Determine how many lines include the string "speed". Output that number only.

:::::

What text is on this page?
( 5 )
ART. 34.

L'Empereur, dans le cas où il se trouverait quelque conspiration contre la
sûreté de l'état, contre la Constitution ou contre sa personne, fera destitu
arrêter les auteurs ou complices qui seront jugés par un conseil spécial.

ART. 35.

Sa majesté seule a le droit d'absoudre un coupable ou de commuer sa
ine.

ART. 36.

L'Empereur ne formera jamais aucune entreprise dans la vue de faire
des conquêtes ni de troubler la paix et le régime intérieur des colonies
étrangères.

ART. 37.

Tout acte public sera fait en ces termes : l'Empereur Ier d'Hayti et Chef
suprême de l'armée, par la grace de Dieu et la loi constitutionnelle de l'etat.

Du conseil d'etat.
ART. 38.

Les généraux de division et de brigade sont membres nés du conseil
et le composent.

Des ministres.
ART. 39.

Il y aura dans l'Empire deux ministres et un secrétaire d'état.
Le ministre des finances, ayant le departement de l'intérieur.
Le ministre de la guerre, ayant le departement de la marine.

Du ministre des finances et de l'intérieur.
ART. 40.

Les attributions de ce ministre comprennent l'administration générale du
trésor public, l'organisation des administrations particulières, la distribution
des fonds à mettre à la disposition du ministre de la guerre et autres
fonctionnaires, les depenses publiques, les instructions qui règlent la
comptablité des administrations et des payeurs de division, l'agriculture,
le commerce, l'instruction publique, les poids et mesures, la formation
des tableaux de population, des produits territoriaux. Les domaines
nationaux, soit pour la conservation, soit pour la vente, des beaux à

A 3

:::::

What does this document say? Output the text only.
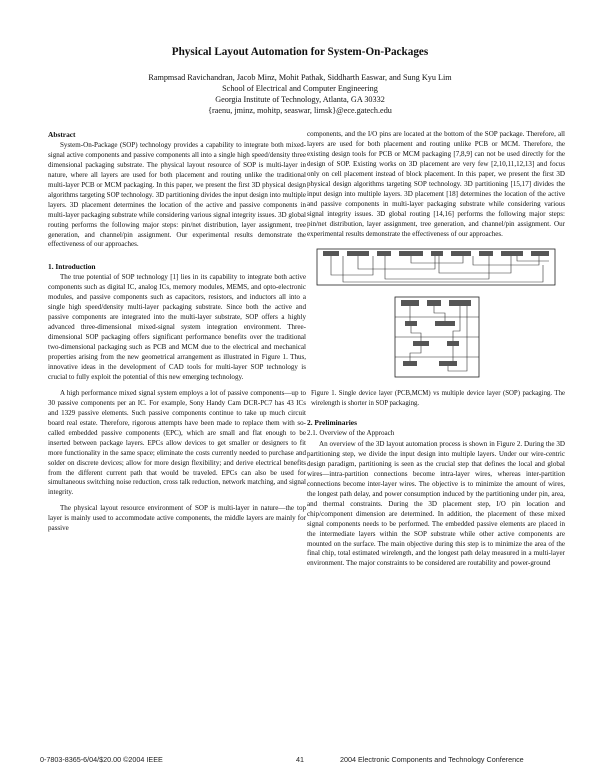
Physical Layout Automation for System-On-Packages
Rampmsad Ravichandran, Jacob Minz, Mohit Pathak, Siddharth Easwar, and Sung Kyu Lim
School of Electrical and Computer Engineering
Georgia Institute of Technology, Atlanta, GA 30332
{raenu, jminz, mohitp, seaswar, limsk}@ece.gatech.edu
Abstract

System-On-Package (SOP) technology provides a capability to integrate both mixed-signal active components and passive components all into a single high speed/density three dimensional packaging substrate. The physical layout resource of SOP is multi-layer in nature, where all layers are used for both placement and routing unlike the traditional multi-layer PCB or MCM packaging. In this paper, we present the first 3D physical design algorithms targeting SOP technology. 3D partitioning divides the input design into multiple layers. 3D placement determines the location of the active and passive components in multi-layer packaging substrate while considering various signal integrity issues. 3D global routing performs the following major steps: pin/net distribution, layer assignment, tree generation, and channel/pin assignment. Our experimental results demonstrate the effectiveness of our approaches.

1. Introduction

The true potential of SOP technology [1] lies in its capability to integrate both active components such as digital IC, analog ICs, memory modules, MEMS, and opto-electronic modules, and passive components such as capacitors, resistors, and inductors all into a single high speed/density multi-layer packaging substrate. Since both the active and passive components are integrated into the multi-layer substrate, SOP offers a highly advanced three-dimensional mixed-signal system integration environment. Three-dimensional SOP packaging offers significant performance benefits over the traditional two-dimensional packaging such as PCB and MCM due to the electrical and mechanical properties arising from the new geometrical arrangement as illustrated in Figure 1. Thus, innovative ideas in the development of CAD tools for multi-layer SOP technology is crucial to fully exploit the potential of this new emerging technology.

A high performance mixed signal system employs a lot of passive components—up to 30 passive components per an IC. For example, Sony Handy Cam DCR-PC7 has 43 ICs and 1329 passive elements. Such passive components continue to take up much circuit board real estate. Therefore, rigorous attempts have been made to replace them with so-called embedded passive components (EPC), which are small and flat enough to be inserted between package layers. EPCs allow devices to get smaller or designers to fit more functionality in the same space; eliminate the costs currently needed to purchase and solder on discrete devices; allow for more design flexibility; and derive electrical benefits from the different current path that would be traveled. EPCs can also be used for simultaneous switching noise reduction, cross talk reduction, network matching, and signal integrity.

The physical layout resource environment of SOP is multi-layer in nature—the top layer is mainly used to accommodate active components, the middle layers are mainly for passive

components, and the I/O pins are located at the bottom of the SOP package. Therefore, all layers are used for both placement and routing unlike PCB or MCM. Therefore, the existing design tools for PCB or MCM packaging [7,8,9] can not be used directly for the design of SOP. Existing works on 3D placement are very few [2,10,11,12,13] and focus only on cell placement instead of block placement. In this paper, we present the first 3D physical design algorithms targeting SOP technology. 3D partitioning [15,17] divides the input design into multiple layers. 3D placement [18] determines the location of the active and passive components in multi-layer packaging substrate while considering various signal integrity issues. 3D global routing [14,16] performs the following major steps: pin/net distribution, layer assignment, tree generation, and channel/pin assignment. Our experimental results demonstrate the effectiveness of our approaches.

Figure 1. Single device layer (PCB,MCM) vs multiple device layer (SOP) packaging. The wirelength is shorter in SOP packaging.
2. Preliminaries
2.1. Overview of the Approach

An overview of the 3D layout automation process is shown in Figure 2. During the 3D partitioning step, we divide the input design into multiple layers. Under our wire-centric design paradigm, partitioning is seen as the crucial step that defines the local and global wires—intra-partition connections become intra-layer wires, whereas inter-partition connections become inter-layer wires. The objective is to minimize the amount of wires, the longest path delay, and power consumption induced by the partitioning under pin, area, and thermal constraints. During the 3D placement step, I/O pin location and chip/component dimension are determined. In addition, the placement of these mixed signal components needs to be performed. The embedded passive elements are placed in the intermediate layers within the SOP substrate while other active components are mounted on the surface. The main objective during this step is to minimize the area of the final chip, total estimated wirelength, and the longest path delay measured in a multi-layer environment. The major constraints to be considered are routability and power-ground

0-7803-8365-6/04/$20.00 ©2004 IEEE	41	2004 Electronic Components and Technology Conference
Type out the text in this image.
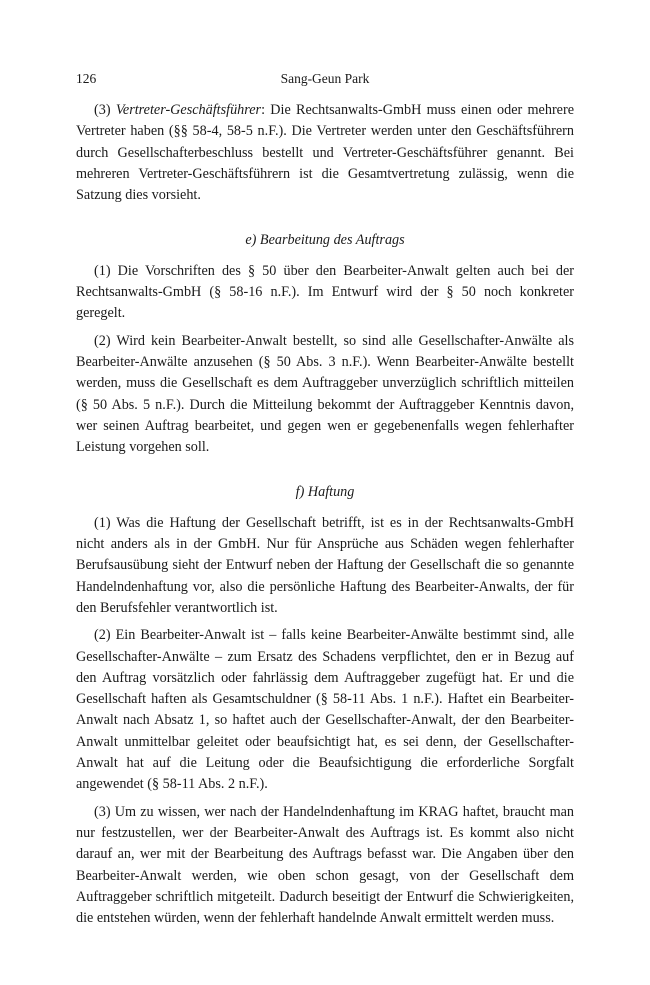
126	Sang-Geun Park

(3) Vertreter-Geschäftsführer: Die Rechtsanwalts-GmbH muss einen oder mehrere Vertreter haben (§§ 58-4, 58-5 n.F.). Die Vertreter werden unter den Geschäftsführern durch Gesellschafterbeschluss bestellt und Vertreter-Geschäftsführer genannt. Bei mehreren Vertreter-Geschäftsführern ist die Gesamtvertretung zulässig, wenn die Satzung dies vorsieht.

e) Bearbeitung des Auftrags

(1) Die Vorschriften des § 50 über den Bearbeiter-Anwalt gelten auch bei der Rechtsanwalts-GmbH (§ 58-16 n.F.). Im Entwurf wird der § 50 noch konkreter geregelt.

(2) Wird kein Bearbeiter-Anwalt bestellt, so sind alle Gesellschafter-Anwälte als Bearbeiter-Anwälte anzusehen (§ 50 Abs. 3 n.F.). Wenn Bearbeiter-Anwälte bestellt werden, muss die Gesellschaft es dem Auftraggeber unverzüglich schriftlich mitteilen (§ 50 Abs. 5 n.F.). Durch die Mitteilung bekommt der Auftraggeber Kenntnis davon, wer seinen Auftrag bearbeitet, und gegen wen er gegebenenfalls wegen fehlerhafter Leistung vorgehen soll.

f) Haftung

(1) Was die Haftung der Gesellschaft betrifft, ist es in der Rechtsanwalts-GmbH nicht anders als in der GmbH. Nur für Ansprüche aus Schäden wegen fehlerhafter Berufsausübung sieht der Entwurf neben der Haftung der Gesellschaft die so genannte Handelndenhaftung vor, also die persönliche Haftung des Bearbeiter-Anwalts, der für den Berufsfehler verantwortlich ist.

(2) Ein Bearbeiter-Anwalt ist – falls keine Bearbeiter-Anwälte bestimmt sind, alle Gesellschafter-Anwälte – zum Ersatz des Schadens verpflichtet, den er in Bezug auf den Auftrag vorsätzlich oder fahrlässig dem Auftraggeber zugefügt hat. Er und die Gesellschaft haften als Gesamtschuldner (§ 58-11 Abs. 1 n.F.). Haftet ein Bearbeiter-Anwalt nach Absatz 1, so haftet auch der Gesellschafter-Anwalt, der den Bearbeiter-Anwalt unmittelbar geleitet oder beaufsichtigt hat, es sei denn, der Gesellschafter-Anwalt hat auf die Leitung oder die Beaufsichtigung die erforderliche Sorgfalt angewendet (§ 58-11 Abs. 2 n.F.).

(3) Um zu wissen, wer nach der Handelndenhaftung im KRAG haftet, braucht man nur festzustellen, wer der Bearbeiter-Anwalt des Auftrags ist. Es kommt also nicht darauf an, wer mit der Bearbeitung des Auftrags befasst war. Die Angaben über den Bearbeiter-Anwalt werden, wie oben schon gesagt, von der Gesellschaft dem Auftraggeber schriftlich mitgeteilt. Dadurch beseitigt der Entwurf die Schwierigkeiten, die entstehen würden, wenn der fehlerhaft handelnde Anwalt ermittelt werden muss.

:::::

◆ OUTPUT
2